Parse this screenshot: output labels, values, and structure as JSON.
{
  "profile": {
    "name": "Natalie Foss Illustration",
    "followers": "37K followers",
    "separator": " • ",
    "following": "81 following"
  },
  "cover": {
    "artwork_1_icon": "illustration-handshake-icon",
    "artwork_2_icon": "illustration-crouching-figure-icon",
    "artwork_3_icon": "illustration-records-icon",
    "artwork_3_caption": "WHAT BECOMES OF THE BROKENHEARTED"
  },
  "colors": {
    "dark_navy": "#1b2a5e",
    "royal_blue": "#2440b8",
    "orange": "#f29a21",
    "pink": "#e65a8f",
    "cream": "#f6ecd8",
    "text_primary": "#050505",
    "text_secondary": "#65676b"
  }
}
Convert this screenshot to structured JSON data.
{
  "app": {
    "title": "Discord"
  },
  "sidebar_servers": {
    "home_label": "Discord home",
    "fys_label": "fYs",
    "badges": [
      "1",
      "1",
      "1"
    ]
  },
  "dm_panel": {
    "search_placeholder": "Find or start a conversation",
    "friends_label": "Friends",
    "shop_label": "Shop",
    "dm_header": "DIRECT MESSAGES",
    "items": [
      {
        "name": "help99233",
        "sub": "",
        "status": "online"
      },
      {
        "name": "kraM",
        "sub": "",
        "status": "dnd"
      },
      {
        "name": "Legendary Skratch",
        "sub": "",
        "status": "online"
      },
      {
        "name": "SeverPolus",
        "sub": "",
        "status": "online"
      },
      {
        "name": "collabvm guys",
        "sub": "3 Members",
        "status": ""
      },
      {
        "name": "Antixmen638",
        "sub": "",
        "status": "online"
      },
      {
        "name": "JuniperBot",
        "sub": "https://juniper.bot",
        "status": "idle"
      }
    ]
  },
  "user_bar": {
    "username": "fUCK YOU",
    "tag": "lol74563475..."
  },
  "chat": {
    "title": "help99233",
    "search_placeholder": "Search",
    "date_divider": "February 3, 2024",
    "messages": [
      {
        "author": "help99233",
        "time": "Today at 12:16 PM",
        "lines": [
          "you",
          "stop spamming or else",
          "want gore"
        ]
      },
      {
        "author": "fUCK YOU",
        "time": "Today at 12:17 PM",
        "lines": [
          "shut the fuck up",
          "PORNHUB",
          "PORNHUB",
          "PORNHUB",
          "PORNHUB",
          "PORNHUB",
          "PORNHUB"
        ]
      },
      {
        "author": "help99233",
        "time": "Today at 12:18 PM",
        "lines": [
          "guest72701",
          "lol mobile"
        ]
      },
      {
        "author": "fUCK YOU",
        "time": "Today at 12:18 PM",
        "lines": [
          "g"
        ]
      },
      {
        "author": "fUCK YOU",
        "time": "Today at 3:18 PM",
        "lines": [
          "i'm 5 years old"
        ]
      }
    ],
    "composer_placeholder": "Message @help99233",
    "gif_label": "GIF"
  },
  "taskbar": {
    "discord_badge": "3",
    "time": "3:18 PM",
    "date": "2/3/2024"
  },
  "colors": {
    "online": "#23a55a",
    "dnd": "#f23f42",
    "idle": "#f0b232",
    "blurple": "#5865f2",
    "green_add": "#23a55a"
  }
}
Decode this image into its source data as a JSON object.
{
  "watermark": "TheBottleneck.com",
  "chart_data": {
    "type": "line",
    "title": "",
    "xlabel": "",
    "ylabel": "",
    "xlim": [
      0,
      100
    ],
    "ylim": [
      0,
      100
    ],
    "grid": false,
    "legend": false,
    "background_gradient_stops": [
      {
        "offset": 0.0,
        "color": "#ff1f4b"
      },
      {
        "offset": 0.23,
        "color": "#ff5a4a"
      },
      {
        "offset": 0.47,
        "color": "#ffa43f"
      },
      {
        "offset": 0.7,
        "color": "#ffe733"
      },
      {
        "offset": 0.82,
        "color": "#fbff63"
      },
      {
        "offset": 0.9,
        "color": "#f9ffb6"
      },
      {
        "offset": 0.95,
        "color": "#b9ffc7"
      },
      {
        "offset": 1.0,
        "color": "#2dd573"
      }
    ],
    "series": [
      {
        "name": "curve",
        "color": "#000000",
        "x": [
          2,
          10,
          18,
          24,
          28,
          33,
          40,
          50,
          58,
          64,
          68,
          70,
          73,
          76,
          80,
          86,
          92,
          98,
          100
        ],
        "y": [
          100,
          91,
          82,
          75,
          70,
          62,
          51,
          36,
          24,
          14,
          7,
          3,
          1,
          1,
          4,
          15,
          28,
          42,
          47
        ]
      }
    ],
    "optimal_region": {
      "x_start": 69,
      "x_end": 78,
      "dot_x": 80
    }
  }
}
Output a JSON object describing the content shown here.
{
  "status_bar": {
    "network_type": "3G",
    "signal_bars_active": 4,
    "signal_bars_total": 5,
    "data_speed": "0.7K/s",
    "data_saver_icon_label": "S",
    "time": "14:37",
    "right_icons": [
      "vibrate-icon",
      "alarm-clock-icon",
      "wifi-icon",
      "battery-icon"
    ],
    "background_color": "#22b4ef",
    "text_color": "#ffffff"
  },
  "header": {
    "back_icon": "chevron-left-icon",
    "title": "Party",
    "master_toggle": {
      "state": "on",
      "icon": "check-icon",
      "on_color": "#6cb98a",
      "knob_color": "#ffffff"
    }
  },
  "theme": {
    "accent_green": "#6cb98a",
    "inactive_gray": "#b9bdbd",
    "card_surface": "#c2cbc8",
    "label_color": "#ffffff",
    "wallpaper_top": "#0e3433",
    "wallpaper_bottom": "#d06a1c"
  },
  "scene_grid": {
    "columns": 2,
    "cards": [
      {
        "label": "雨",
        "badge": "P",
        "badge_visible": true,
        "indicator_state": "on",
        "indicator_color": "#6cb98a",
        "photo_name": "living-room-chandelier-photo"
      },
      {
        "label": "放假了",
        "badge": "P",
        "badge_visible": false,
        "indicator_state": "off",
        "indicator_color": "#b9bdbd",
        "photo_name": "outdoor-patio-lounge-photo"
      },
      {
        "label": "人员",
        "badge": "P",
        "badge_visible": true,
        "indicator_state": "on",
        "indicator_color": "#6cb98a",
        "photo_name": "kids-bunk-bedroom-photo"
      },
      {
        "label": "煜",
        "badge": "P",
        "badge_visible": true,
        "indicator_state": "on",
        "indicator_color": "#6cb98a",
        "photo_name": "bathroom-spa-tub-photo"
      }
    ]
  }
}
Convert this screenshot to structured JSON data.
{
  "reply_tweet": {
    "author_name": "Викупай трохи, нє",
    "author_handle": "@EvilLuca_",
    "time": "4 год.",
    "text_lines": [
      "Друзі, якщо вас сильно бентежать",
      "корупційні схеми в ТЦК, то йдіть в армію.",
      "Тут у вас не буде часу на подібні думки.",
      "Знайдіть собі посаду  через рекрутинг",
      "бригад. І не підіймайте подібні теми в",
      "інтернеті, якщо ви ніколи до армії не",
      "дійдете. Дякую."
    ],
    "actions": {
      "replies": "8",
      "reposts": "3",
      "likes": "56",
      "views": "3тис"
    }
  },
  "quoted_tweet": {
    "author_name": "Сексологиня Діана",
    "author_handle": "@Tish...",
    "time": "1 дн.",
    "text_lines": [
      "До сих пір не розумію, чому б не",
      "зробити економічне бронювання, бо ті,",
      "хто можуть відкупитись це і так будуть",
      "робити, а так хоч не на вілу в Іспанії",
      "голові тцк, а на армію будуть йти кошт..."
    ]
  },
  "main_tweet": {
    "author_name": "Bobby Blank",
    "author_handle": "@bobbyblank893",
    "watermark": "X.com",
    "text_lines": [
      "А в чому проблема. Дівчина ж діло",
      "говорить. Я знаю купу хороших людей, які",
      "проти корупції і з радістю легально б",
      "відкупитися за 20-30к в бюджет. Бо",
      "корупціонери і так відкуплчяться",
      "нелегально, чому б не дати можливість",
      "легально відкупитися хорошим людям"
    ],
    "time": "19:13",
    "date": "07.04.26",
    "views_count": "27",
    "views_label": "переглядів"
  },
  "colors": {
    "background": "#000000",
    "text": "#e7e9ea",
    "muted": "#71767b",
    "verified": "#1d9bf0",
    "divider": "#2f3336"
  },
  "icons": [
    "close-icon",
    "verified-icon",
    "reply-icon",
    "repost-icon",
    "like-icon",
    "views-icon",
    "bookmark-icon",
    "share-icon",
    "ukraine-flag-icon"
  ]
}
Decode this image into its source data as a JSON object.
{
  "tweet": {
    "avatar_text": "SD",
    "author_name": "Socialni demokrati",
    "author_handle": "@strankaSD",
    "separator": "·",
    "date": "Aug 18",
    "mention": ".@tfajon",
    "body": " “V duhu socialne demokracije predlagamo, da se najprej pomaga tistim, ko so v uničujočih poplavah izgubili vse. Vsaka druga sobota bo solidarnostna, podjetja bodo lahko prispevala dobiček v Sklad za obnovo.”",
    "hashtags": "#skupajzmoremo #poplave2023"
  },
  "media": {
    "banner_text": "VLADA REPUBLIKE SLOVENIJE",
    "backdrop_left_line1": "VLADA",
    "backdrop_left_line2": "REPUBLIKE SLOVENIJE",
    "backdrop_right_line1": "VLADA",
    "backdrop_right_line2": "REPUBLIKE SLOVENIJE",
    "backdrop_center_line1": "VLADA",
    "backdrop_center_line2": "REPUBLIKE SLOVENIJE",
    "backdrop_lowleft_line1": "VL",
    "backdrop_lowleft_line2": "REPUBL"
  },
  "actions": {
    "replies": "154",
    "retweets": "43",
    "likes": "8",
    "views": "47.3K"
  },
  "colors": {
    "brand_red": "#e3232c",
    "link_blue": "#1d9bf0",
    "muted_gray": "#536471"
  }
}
════════
__SET PROBLEM__
Search the data for the word "подібні" and copy each line where it appears.

__REPLY TO THE TASK__
      "Тут у вас не буде часу на подібні думки.",
      "бригад. І не підіймайте подібні теми в",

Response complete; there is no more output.